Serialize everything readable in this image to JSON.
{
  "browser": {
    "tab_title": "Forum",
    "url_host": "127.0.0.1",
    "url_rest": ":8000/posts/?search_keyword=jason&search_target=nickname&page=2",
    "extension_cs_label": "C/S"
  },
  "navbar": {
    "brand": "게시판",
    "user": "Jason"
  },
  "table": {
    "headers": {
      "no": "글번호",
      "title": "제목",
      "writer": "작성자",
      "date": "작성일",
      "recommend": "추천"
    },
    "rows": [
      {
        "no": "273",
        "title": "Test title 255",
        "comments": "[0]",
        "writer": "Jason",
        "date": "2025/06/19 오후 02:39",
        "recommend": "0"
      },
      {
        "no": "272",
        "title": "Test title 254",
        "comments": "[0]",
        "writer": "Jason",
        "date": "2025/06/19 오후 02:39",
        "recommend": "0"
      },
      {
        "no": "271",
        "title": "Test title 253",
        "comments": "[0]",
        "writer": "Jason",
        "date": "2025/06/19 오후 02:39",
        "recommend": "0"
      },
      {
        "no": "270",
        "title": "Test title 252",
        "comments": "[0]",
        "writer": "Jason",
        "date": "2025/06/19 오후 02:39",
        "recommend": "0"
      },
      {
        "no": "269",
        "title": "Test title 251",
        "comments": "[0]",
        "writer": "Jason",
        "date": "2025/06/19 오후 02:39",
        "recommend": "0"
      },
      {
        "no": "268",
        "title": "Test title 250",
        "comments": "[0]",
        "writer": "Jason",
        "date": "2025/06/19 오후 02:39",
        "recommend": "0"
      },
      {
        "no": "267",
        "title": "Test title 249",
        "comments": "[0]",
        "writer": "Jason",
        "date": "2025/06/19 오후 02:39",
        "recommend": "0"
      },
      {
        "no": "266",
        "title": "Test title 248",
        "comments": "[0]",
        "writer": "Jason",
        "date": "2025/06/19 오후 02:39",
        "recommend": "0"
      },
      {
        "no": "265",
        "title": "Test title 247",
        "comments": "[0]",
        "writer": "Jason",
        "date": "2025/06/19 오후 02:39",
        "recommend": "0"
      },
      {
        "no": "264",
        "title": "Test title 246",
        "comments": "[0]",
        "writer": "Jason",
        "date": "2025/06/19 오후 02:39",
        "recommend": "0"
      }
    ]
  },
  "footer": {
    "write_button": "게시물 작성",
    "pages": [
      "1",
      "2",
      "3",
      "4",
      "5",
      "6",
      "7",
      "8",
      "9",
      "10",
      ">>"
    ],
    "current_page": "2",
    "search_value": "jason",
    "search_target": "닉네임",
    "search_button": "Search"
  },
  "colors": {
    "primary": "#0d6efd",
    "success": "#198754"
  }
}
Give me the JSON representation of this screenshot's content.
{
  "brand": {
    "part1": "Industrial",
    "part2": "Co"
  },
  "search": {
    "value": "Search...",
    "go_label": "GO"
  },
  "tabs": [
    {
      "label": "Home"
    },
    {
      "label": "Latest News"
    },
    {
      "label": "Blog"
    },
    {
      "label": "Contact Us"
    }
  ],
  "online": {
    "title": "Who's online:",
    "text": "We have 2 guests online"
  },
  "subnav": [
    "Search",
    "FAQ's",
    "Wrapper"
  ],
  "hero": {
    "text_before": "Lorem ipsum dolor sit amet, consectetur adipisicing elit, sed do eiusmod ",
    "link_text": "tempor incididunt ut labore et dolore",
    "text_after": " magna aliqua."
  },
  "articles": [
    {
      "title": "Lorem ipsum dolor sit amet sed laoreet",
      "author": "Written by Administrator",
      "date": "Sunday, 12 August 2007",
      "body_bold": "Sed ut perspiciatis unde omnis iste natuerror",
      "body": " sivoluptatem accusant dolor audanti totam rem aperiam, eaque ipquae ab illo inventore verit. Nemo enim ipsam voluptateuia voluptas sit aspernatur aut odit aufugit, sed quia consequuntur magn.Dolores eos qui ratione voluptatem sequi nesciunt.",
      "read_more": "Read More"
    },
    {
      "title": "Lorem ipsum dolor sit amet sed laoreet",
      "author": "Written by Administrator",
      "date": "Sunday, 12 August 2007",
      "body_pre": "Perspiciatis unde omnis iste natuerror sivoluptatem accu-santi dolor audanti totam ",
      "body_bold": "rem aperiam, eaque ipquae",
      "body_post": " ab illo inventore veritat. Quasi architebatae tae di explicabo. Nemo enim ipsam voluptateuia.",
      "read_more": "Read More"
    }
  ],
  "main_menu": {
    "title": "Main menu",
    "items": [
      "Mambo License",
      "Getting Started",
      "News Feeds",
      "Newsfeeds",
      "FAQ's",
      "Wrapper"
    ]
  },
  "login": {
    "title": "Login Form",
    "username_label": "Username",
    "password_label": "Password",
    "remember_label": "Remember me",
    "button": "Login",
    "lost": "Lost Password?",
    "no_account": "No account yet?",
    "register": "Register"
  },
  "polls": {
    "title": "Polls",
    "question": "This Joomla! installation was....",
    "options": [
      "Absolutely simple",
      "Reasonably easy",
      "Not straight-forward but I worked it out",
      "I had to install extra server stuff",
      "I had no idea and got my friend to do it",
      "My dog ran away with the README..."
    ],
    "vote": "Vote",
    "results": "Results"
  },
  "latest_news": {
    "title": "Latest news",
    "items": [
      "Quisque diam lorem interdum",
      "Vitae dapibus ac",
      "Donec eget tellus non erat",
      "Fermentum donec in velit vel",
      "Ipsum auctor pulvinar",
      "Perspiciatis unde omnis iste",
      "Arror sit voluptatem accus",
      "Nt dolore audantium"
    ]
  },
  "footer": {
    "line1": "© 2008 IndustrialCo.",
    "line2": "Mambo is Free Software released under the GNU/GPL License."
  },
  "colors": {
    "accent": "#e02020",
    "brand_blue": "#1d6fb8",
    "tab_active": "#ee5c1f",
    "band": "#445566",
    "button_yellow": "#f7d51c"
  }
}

************

Write out all the data again, exactly as it appears.

Serialize everything readable in this image to JSON.
{
  "browser": {
    "tab_title": "Forum",
    "url_host": "127.0.0.1",
    "url_rest": ":8000/posts/?search_keyword=jason&search_target=nickname&page=2",
    "extension_cs_label": "C/S"
  },
  "navbar": {
    "brand": "게시판",
    "user": "Jason"
  },
  "table": {
    "headers": {
      "no": "글번호",
      "title": "제목",
      "writer": "작성자",
      "date": "작성일",
      "recommend": "추천"
    },
    "rows": [
      {
        "no": "273",
        "title": "Test title 255",
        "comments": "[0]",
        "writer": "Jason",
        "date": "2025/06/19 오후 02:39",
        "recommend": "0"
      },
      {
        "no": "272",
        "title": "Test title 254",
        "comments": "[0]",
        "writer": "Jason",
        "date": "2025/06/19 오후 02:39",
        "recommend": "0"
      },
      {
        "no": "271",
        "title": "Test title 253",
        "comments": "[0]",
        "writer": "Jason",
        "date": "2025/06/19 오후 02:39",
        "recommend": "0"
      },
      {
        "no": "270",
        "title": "Test title 252",
        "comments": "[0]",
        "writer": "Jason",
        "date": "2025/06/19 오후 02:39",
        "recommend": "0"
      },
      {
        "no": "269",
        "title": "Test title 251",
        "comments": "[0]",
        "writer": "Jason",
        "date": "2025/06/19 오후 02:39",
        "recommend": "0"
      },
      {
        "no": "268",
        "title": "Test title 250",
        "comments": "[0]",
        "writer": "Jason",
        "date": "2025/06/19 오후 02:39",
        "recommend": "0"
      },
      {
        "no": "267",
        "title": "Test title 249",
        "comments": "[0]",
        "writer": "Jason",
        "date": "2025/06/19 오후 02:39",
        "recommend": "0"
      },
      {
        "no": "266",
        "title": "Test title 248",
        "comments": "[0]",
        "writer": "Jason",
        "date": "2025/06/19 오후 02:39",
        "recommend": "0"
      },
      {
        "no": "265",
        "title": "Test title 247",
        "comments": "[0]",
        "writer": "Jason",
        "date": "2025/06/19 오후 02:39",
        "recommend": "0"
      },
      {
        "no": "264",
        "title": "Test title 246",
        "comments": "[0]",
        "writer": "Jason",
        "date": "2025/06/19 오후 02:39",
        "recommend": "0"
      }
    ]
  },
  "footer": {
    "write_button": "게시물 작성",
    "pages": [
      "1",
      "2",
      "3",
      "4",
      "5",
      "6",
      "7",
      "8",
      "9",
      "10",
      ">>"
    ],
    "current_page": "2",
    "search_value": "jason",
    "search_target": "닉네임",
    "search_button": "Search"
  },
  "colors": {
    "primary": "#0d6efd",
    "success": "#198754"
  }
}
Give me the JSON representation of this screenshot's content.
{
  "brand": {
    "part1": "Industrial",
    "part2": "Co"
  },
  "search": {
    "value": "Search...",
    "go_label": "GO"
  },
  "tabs": [
    {
      "label": "Home"
    },
    {
      "label": "Latest News"
    },
    {
      "label": "Blog"
    },
    {
      "label": "Contact Us"
    }
  ],
  "online": {
    "title": "Who's online:",
    "text": "We have 2 guests online"
  },
  "subnav": [
    "Search",
    "FAQ's",
    "Wrapper"
  ],
  "hero": {
    "text_before": "Lorem ipsum dolor sit amet, consectetur adipisicing elit, sed do eiusmod ",
    "link_text": "tempor incididunt ut labore et dolore",
    "text_after": " magna aliqua."
  },
  "articles": [
    {
      "title": "Lorem ipsum dolor sit amet sed laoreet",
      "author": "Written by Administrator",
      "date": "Sunday, 12 August 2007",
      "body_bold": "Sed ut perspiciatis unde omnis iste natuerror",
      "body": " sivoluptatem accusant dolor audanti totam rem aperiam, eaque ipquae ab illo inventore verit. Nemo enim ipsam voluptateuia voluptas sit aspernatur aut odit aufugit, sed quia consequuntur magn.Dolores eos qui ratione voluptatem sequi nesciunt.",
      "read_more": "Read More"
    },
    {
      "title": "Lorem ipsum dolor sit amet sed laoreet",
      "author": "Written by Administrator",
      "date": "Sunday, 12 August 2007",
      "body_pre": "Perspiciatis unde omnis iste natuerror sivoluptatem accu-santi dolor audanti totam ",
      "body_bold": "rem aperiam, eaque ipquae",
      "body_post": " ab illo inventore veritat. Quasi architebatae tae di explicabo. Nemo enim ipsam voluptateuia.",
      "read_more": "Read More"
    }
  ],
  "main_menu": {
    "title": "Main menu",
    "items": [
      "Mambo License",
      "Getting Started",
      "News Feeds",
      "Newsfeeds",
      "FAQ's",
      "Wrapper"
    ]
  },
  "login": {
    "title": "Login Form",
    "username_label": "Username",
    "password_label": "Password",
    "remember_label": "Remember me",
    "button": "Login",
    "lost": "Lost Password?",
    "no_account": "No account yet?",
    "register": "Register"
  },
  "polls": {
    "title": "Polls",
    "question": "This Joomla! installation was....",
    "options": [
      "Absolutely simple",
      "Reasonably easy",
      "Not straight-forward but I worked it out",
      "I had to install extra server stuff",
      "I had no idea and got my friend to do it",
      "My dog ran away with the README..."
    ],
    "vote": "Vote",
    "results": "Results"
  },
  "latest_news": {
    "title": "Latest news",
    "items": [
      "Quisque diam lorem interdum",
      "Vitae dapibus ac",
      "Donec eget tellus non erat",
      "Fermentum donec in velit vel",
      "Ipsum auctor pulvinar",
      "Perspiciatis unde omnis iste",
      "Arror sit voluptatem accus",
      "Nt dolore audantium"
    ]
  },
  "footer": {
    "line1": "© 2008 IndustrialCo.",
    "line2": "Mambo is Free Software released under the GNU/GPL License."
  },
  "colors": {
    "accent": "#e02020",
    "brand_blue": "#1d6fb8",
    "tab_active": "#ee5c1f",
    "band": "#445566",
    "button_yellow": "#f7d51c"
  }
}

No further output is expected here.